■ **TEXTAUSSCHNITT**:
● ● ● ● ● ● ●

Ich habe Sebastian von Anfang an gesagt: Wenn wir ein Turnier in Weissenhaus machen, dann nur, wenn wir Magnus Carlsen an Bord haben. Sebastian hat mir dann den Kontakt zu seinem Vater Henrik hergestellt. Als ich gerade in Dubai war, spielte Magnus in Katar. Ich flog rüber und unterhielt mich an drei aufeinander folgenden Tagen mit Henrik. Ich habe ihm gesagt, wie ich mir die Präsentation eines Schachturniers in Weissenhaus vorstelle. Ich möchte Schach aus der Turnhalle rausbringen und ein angemessenes Umfeld für die Topspieler der Welt schaffen. Ich sorge für die Inszenierung, und die Spieler für das Schach.
Es wird ja kein klassisches Schach gespielt, sondern Chess960. Wieso?
Magnus sagte von Anfang an, dass er Fischer Random spielen möchte. Mir sagte das zuerst gar nichts. Ich fand das dann aber einen interessanten neuen Ansatz. Der Name passte mir aber gar nicht, weil das wieder ein Fachbegriff ist. Deshalb habe ich es erst einmal Freestyle Chess genannt.
Der Name Chess960 hat Ihnen nicht gefallen?

● ● ● ● ● ● ●

■ **DATEN**:
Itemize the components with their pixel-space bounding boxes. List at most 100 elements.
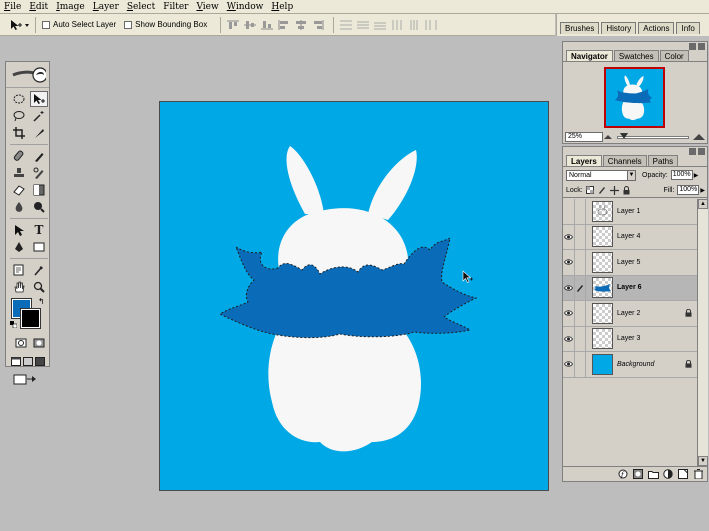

● ● ● ● ● ● ●

■ **AUFGABEN**:
• 1. Welche Schachvariante wollte Magnus laut dem Interviewausschnitt zum Schachturnier in Weissenhaus von Anfang an spielen?
• 2. Extrahiere aus dem Interviewausschnitt zum Schachturnier in Weissenhaus wortgetreu den Abschnitt, der mit „Ich habe Sebastian“ beginnt und mit „sondern Chess960. Wieso?“ endet.
• 3. Führe den Interviewausschnitt zum Schachturnier in Weissenhaus im Anschluss an seinen letzten Satz weiter.

■ **ANTWORTEN JE AUFGABE**:
• 1. Fischer Random.

• 2.
Ich habe Sebastian von Anfang an gesagt: Wenn wir ein Turnier in Weissenhaus machen, dann nur, wenn wir Magnus Carlsen an Bord haben. Sebastian hat mir dann den Kontakt zu seinem Vater Henrik hergestellt. Als ich gerade in Dubai war, spielte Magnus in Katar. Ich flog rüber und unterhielt mich an drei aufeinander folgenden Tagen mit Henrik. Ich habe ihm gesagt, wie ich mir die Präsentation eines Schachturniers in Weissenhaus vorstelle. Ich möchte Schach aus der Turnhalle rausbringen und ein angemessenes Umfeld für die Topspieler der Welt schaffen. Ich sorge für die Inszenierung, und die Spieler für das Schach.
Es wird ja kein klassisches Schach gespielt, sondern Chess960. Wieso?

• 3.
Nö. Damit kann keiner außerhalb der Schachwelt etwas anfangen. Ich betrachte das Ganze immer aus der Konsumentensicht. Man muss es für diejenigen optimieren, die nicht tief in der Schachszene drin sind. Formel 1 gucken ja auch nicht nur Autorennfahrer, sondern Leute, die an einem Spektakel interessiert sind. Der Begriff Freestyle Chess ermöglicht außerdem, im nächsten Jahr vielleicht eine Weiterentwicklung anzubieten. Es gibt ja bei Chess960 viele Stellungen, die uninteressant sind. Das sagen mir zumindest die Experten. Wenn man diese Stellungen eliminiert, dann kann man das auch Carlsen Random nennen, und es bleibt immer noch Freestyle Chess.
Wie ging die Geschichte mit Henrik und Magnus Carlsen in Katar denn weiter?
Zunächst haben meine Frau und ich die beiden schon am ersten Tag kurz in der Hotellobby getroffen, aber nur für ein paar Minuten. Das, was wir hier in diesem Interview kurz besprechen, habe ich Henrik über mehrere Stunden erzählt. Henrik meinte dann: Keine Sorge, Magnus wird kommen. Mir ging es aber nicht darum, dass er kommt, sondern dass er voll dahintersteht. Das Ganze kostet mich immerhin über eine Million Euro. Henrik hat das voll verstanden. Aber er hatte nicht wirklich Zeit, das mit seinem Sohn zu besprechen. Ich sagte dann: Ohne face-to-face-Gespräch mit Magnus mache ich das nicht. Wenn der Zeitpunkt jetzt nicht passt, machen wir das halt ein Jahr später.
Das klingt fast nach einem Scheitern.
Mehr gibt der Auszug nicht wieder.